WORK TO BE COMPLETED | Reproduce every item line by line, changing each "stage-duration" to "step-duration" and leaving everything else as it is. Omit the pictures from your answer.

DATASET EXCERPTS |
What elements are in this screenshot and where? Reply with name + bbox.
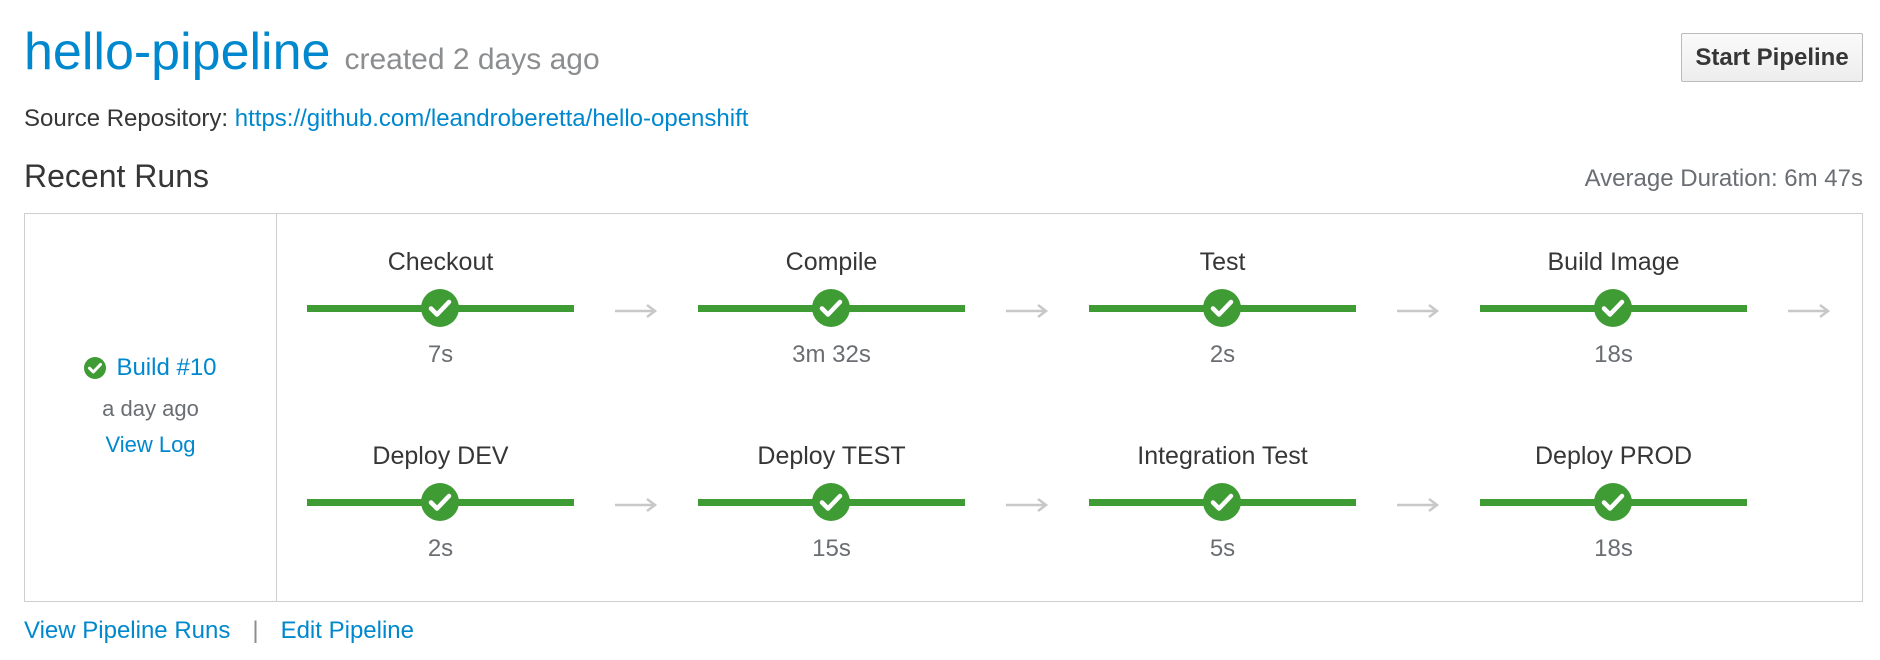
stage-name: Checkout [387, 248, 494, 276]
stage-name: Compile [785, 248, 878, 276]
stage-duration: 3m 32s [792, 341, 871, 368]
arrow-right-icon [615, 498, 658, 512]
pipeline-stage[interactable]: Deploy PROD 18s [1480, 441, 1747, 563]
stage-success-icon [1594, 289, 1632, 327]
stage-success-icon [421, 289, 459, 327]
source-repository-label: Source Repository: [24, 105, 229, 132]
build-summary: Build #10 a day ago View Log [25, 214, 277, 601]
stage-duration: 7s [427, 341, 454, 368]
created-time: created 2 days ago [344, 43, 600, 76]
stage-success-icon [421, 483, 459, 521]
stage-duration: 2s [1209, 341, 1236, 368]
arrow-right-icon [1006, 498, 1049, 512]
pipeline-stage[interactable]: Test 2s [1089, 247, 1356, 369]
stage-success-icon [812, 289, 850, 327]
arrow-right-icon [1788, 304, 1831, 318]
arrow-right-icon [1006, 304, 1049, 318]
pipeline-stage[interactable]: Checkout 7s [307, 247, 574, 369]
success-check-icon [84, 357, 107, 379]
stage-duration: 18s [1594, 341, 1633, 368]
source-repository: Source Repository: https://github.com/le… [24, 105, 748, 133]
pipeline-stage[interactable]: Build Image 18s [1480, 247, 1747, 369]
stage-success-icon [1203, 483, 1241, 521]
average-duration: Average Duration: 6m 47s [1584, 165, 1863, 192]
pipeline-stage[interactable]: Integration Test 5s [1089, 441, 1356, 563]
stage-name: Test [1199, 248, 1246, 276]
pipeline-page: hello-pipeline created 2 days ago Start … [0, 0, 1880, 660]
recent-runs-panel: Build #10 a day ago View Log Checkout 7s… [24, 213, 1863, 602]
start-pipeline-button[interactable]: Start Pipeline [1681, 33, 1863, 82]
stage-success-icon [1594, 483, 1632, 521]
stage-name: Deploy TEST [757, 442, 906, 470]
stage-duration: 5s [1209, 535, 1236, 562]
pipeline-footer-links: View Pipeline Runs | Edit Pipeline [24, 617, 414, 645]
arrow-right-icon [615, 304, 658, 318]
view-log-link[interactable]: View Log [105, 432, 195, 458]
stage-name: Deploy PROD [1535, 442, 1692, 470]
edit-pipeline-link[interactable]: Edit Pipeline [281, 617, 414, 645]
stage-name: Deploy DEV [372, 442, 509, 470]
stage-name: Integration Test [1137, 442, 1308, 470]
pipeline-name-link[interactable]: hello-pipeline [24, 26, 330, 78]
stage-success-icon [1203, 289, 1241, 327]
build-time: a day ago [102, 396, 199, 421]
view-pipeline-runs-link[interactable]: View Pipeline Runs [24, 617, 230, 645]
pipeline-header: hello-pipeline created 2 days ago [24, 26, 600, 78]
stage-duration: 15s [812, 535, 851, 562]
recent-runs-title: Recent Runs [24, 158, 209, 194]
stage-success-icon [812, 483, 850, 521]
pipeline-stage[interactable]: Deploy TEST 15s [698, 441, 965, 563]
stage-duration: 18s [1594, 535, 1633, 562]
pipeline-stage[interactable]: Compile 3m 32s [698, 247, 965, 369]
build-link[interactable]: Build #10 [116, 354, 216, 382]
pipeline-stage[interactable]: Deploy DEV 2s [307, 441, 574, 563]
arrow-right-icon [1397, 498, 1440, 512]
arrow-right-icon [1397, 304, 1440, 318]
stage-duration: 2s [427, 535, 454, 562]
stage-name: Build Image [1547, 248, 1680, 276]
link-separator: | [252, 617, 259, 644]
source-repository-link[interactable]: https://github.com/leandroberetta/hello-… [235, 105, 749, 132]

FULL RESPONSE |
What elements are in this screenshot and where? Reply with name + bbox.
stage-name: Checkout [387, 248, 494, 276]
stage-name: Compile [785, 248, 878, 276]
step-duration: 3m 32s [792, 341, 871, 368]
arrow-right-icon [615, 498, 658, 512]
pipeline-stage[interactable]: Deploy PROD 18s [1480, 441, 1747, 563]
stage-success-icon [1594, 289, 1632, 327]
stage-success-icon [421, 289, 459, 327]
source-repository-label: Source Repository: [24, 105, 229, 132]
build-summary: Build #10 a day ago View Log [25, 214, 277, 601]
step-duration: 7s [427, 341, 454, 368]
created-time: created 2 days ago [344, 43, 600, 76]
stage-success-icon [421, 483, 459, 521]
step-duration: 2s [1209, 341, 1236, 368]
arrow-right-icon [1006, 498, 1049, 512]
pipeline-stage[interactable]: Test 2s [1089, 247, 1356, 369]
stage-success-icon [812, 289, 850, 327]
arrow-right-icon [1788, 304, 1831, 318]
arrow-right-icon [1006, 304, 1049, 318]
pipeline-stage[interactable]: Checkout 7s [307, 247, 574, 369]
success-check-icon [84, 357, 107, 379]
step-duration: 18s [1594, 341, 1633, 368]
source-repository: Source Repository: https://github.com/le… [24, 105, 748, 133]
pipeline-stage[interactable]: Build Image 18s [1480, 247, 1747, 369]
stage-success-icon [1203, 483, 1241, 521]
average-duration: Average Duration: 6m 47s [1584, 165, 1863, 192]
pipeline-stage[interactable]: Integration Test 5s [1089, 441, 1356, 563]
stage-name: Test [1199, 248, 1246, 276]
pipeline-page: hello-pipeline created 2 days ago Start … [0, 0, 1880, 660]
recent-runs-panel: Build #10 a day ago View Log Checkout 7s… [24, 213, 1863, 602]
start-pipeline-button[interactable]: Start Pipeline [1681, 33, 1863, 82]
stage-success-icon [1594, 483, 1632, 521]
stage-name: Deploy TEST [757, 442, 906, 470]
step-duration: 5s [1209, 535, 1236, 562]
pipeline-footer-links: View Pipeline Runs | Edit Pipeline [24, 617, 414, 645]
arrow-right-icon [615, 304, 658, 318]
view-log-link[interactable]: View Log [105, 432, 195, 458]
stage-name: Deploy PROD [1535, 442, 1692, 470]
edit-pipeline-link[interactable]: Edit Pipeline [281, 617, 414, 645]
stage-name: Deploy DEV [372, 442, 509, 470]
stage-name: Integration Test [1137, 442, 1308, 470]
pipeline-name-link[interactable]: hello-pipeline [24, 26, 330, 78]
stage-success-icon [1203, 289, 1241, 327]
build-time: a day ago [102, 396, 199, 421]
view-pipeline-runs-link[interactable]: View Pipeline Runs [24, 617, 230, 645]
pipeline-header: hello-pipeline created 2 days ago [24, 26, 600, 78]
step-duration: 15s [812, 535, 851, 562]
recent-runs-title: Recent Runs [24, 158, 209, 194]
stage-success-icon [812, 483, 850, 521]
pipeline-stage[interactable]: Deploy TEST 15s [698, 441, 965, 563]
step-duration: 18s [1594, 535, 1633, 562]
pipeline-stage[interactable]: Compile 3m 32s [698, 247, 965, 369]
build-link[interactable]: Build #10 [116, 354, 216, 382]
pipeline-stage[interactable]: Deploy DEV 2s [307, 441, 574, 563]
arrow-right-icon [1397, 498, 1440, 512]
arrow-right-icon [1397, 304, 1440, 318]
step-duration: 2s [427, 535, 454, 562]
stage-name: Build Image [1547, 248, 1680, 276]
link-separator: | [252, 617, 259, 644]
source-repository-link[interactable]: https://github.com/leandroberetta/hello-… [235, 105, 749, 132]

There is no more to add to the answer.